Given instruction ::
From the entries below, copy out every line with "sqrt" in it.
━━━━━ Extracted entries ━━━━━
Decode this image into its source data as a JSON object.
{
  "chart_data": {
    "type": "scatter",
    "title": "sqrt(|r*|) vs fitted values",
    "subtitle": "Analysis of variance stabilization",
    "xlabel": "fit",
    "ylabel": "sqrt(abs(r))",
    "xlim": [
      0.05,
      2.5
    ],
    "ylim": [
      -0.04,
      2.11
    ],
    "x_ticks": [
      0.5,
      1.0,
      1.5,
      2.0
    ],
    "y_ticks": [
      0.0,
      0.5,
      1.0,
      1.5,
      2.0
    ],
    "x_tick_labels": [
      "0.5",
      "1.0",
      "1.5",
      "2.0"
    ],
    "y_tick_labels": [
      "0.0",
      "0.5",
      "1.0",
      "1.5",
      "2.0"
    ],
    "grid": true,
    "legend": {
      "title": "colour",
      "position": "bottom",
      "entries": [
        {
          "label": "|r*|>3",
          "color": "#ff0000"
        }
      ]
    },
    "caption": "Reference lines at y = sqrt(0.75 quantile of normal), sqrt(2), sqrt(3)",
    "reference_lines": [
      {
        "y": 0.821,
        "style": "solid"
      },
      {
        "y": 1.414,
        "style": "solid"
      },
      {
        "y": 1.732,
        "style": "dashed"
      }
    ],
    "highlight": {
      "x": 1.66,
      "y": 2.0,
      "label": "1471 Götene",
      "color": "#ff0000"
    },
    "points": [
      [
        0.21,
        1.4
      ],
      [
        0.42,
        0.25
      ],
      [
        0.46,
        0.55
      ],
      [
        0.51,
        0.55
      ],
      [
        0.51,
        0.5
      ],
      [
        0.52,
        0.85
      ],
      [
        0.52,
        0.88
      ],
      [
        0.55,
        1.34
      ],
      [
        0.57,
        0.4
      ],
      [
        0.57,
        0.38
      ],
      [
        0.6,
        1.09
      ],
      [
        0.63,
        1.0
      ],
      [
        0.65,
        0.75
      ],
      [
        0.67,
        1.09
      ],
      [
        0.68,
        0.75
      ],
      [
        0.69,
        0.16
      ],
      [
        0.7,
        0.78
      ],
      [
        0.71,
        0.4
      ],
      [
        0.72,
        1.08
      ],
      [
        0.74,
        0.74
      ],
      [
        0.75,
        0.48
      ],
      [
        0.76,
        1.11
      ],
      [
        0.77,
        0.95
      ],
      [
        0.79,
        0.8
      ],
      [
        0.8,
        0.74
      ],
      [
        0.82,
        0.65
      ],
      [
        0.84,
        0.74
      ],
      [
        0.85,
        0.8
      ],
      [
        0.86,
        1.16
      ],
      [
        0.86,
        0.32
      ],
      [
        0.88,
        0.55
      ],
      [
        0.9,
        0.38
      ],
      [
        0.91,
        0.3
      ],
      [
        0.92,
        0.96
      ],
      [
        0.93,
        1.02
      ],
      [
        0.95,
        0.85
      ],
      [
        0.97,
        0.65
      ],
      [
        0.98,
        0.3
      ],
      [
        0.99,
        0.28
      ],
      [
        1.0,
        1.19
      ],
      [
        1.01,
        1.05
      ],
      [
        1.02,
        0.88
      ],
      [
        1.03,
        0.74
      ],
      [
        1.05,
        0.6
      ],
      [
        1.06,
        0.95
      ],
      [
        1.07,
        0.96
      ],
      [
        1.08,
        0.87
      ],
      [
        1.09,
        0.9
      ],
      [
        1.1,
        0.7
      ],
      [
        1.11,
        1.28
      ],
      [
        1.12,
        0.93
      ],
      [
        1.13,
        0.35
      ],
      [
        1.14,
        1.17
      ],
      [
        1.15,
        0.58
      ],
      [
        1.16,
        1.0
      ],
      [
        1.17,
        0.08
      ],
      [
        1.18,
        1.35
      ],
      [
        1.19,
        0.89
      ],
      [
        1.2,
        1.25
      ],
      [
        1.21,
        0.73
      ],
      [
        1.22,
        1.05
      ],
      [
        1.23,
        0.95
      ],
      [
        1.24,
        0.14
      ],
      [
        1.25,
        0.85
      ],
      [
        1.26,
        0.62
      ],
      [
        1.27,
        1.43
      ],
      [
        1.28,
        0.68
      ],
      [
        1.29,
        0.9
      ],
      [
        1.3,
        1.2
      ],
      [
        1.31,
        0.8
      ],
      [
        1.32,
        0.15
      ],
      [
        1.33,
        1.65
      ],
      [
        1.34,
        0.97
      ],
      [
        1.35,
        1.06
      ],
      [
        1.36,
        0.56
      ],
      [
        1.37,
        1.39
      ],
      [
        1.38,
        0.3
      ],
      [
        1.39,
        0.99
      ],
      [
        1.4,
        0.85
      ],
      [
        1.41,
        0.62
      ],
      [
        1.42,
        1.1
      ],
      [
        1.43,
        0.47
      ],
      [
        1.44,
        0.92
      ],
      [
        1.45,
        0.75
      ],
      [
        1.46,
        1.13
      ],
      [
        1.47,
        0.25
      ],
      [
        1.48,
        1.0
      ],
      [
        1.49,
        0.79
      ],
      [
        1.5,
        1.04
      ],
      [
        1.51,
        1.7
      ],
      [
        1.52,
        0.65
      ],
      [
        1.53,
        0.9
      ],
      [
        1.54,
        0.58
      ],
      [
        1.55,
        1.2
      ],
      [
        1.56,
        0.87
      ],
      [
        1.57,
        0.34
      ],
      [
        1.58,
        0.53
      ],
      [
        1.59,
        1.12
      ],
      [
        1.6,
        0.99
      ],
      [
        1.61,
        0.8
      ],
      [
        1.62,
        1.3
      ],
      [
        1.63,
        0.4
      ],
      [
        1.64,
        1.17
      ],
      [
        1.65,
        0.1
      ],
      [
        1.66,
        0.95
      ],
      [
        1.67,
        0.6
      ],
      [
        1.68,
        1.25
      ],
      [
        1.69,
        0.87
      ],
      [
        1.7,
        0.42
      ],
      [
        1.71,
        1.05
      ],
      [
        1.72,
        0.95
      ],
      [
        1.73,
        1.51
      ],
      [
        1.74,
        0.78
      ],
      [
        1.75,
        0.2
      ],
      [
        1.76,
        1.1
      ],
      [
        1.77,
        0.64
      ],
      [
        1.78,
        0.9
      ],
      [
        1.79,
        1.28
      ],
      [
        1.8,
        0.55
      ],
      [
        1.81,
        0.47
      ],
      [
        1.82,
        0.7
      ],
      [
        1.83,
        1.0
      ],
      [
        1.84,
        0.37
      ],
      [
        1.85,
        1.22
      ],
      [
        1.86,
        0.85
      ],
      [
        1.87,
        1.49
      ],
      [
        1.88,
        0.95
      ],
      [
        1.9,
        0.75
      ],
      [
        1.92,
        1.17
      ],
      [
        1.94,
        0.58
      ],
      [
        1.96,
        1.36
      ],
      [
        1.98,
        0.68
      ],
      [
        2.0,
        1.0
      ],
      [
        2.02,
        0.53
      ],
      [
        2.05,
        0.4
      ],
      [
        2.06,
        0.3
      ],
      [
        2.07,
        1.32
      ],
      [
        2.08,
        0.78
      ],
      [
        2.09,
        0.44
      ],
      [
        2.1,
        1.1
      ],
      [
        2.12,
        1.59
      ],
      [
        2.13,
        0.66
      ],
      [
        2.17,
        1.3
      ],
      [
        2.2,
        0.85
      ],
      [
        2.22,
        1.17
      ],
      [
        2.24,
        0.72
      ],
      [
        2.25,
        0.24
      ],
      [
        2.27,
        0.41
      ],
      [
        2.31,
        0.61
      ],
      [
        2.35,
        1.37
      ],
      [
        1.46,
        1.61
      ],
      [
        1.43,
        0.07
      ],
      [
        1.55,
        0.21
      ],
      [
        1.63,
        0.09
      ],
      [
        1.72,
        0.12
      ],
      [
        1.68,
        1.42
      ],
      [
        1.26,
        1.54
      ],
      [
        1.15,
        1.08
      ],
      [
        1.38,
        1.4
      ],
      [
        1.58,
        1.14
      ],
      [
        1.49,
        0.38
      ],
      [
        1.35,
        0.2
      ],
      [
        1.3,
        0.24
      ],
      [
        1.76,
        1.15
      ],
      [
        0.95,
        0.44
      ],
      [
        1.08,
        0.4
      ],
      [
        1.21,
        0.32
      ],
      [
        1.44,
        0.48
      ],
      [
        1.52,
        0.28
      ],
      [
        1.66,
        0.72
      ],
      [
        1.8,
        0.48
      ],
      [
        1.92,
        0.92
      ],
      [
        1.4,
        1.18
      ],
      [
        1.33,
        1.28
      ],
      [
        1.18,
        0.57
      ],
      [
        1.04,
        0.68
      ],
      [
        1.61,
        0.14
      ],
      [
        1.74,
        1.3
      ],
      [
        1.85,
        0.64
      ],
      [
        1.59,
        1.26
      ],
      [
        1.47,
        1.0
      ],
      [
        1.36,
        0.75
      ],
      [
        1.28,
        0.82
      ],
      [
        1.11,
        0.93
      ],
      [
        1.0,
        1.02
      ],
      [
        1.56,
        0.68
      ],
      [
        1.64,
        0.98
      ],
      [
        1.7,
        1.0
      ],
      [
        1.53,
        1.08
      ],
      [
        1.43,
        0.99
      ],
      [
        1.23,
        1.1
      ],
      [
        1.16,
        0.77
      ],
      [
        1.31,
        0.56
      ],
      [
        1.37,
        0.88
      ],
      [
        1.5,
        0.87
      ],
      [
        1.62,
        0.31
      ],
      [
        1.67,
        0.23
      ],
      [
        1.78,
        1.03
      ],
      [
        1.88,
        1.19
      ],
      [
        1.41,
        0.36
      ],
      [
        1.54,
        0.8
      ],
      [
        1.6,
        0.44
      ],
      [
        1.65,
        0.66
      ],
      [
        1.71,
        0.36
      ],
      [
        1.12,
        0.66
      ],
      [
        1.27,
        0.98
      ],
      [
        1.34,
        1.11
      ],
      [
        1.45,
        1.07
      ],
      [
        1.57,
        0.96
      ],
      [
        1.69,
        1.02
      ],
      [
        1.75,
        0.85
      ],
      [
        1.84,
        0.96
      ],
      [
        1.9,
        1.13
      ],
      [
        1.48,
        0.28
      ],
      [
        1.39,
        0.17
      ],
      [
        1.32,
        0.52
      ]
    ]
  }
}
━━━━━
Problem solution ::
    "title": "sqrt(|r*|) vs fitted values",
    "ylabel": "sqrt(abs(r))",
    "caption": "Reference lines at y = sqrt(0.75 quantile of normal), sqrt(2), sqrt(3)",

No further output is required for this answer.